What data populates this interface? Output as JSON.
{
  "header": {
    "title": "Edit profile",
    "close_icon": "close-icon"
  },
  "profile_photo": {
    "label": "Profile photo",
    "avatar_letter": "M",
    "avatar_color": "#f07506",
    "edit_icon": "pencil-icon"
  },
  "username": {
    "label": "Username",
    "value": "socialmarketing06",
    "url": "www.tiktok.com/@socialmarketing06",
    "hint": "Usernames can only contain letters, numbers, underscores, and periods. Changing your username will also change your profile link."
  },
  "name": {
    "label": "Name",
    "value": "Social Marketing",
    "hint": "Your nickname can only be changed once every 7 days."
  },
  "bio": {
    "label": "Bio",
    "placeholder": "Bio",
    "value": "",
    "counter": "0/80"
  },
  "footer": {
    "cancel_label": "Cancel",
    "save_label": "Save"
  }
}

━━━━━━━━━━━━━━━━━━━━━━━━━━━━━━

TASK OBJECTIVE → Gather each line of the records holding the string "hint".

EXERCISE SOLUTION →
    "hint": "Usernames can only contain letters, numbers, underscores, and periods. Changing your username will also change your profile link."
    "hint": "Your nickname can only be changed once every 7 days."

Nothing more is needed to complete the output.